Data records:
++++++++

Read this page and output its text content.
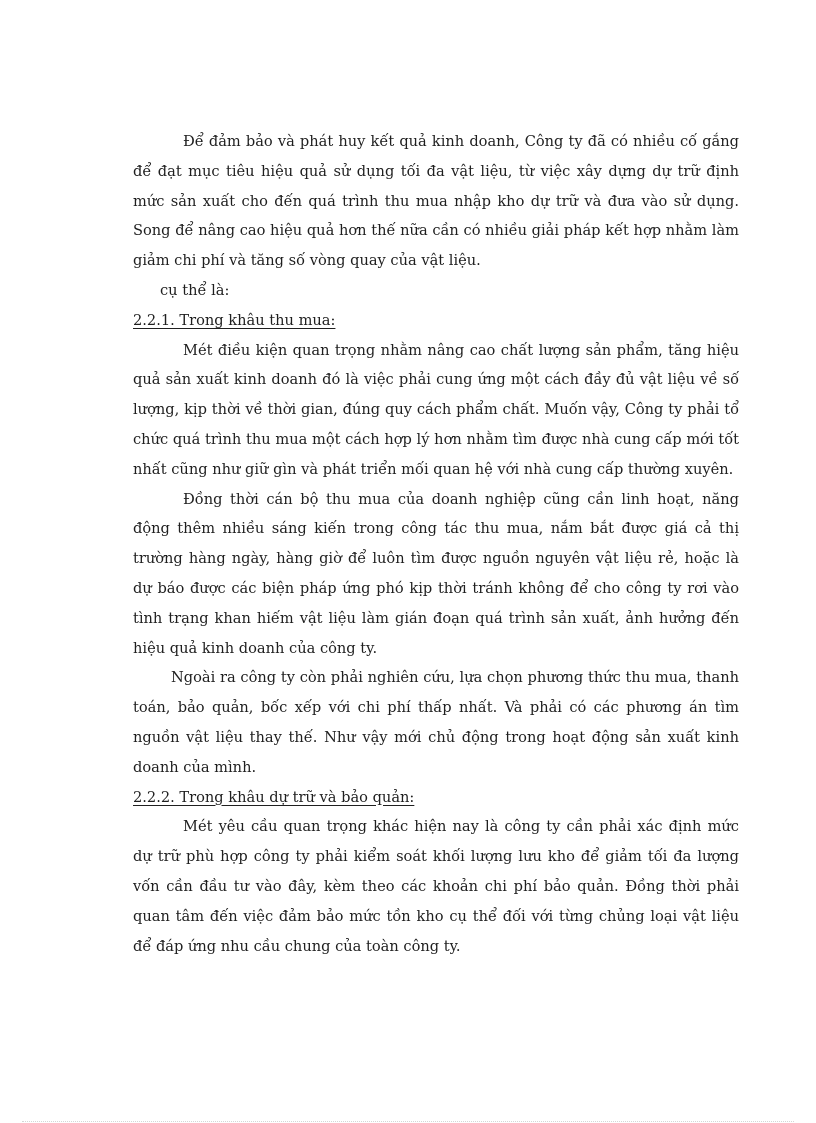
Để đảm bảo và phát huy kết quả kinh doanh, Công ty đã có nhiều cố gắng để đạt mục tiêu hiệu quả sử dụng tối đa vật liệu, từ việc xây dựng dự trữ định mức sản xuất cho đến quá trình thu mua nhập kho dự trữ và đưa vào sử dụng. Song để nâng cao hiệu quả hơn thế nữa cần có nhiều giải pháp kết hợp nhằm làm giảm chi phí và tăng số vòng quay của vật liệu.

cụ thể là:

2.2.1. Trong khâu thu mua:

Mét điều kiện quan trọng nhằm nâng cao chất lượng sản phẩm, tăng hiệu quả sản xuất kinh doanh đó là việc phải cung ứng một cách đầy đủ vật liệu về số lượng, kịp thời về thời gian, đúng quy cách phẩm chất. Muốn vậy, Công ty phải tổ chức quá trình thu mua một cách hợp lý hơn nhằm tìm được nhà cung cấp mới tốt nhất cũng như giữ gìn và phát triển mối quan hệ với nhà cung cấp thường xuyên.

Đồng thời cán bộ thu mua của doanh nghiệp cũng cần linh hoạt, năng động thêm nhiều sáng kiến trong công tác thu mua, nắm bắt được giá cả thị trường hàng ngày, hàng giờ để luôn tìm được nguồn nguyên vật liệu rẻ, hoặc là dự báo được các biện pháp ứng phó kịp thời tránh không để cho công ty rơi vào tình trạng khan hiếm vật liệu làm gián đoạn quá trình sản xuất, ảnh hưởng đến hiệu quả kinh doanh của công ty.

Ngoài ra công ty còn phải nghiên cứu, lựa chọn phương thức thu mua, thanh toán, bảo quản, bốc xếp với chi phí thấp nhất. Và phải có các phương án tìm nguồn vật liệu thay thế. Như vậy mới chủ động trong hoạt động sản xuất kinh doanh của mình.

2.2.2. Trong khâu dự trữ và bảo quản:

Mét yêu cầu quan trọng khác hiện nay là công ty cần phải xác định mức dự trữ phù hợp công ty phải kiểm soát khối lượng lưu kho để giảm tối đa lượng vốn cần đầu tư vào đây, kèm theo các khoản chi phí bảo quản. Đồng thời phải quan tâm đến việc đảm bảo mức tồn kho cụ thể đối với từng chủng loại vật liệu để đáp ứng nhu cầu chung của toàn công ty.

++++++++

YOUR OBJECTIVE: Reproduce every line of the listing above in which the string "khâu" appears.

FULL OUTPUT:
2.2.1. Trong khâu thu mua:
2.2.2. Trong khâu dự trữ và bảo quản:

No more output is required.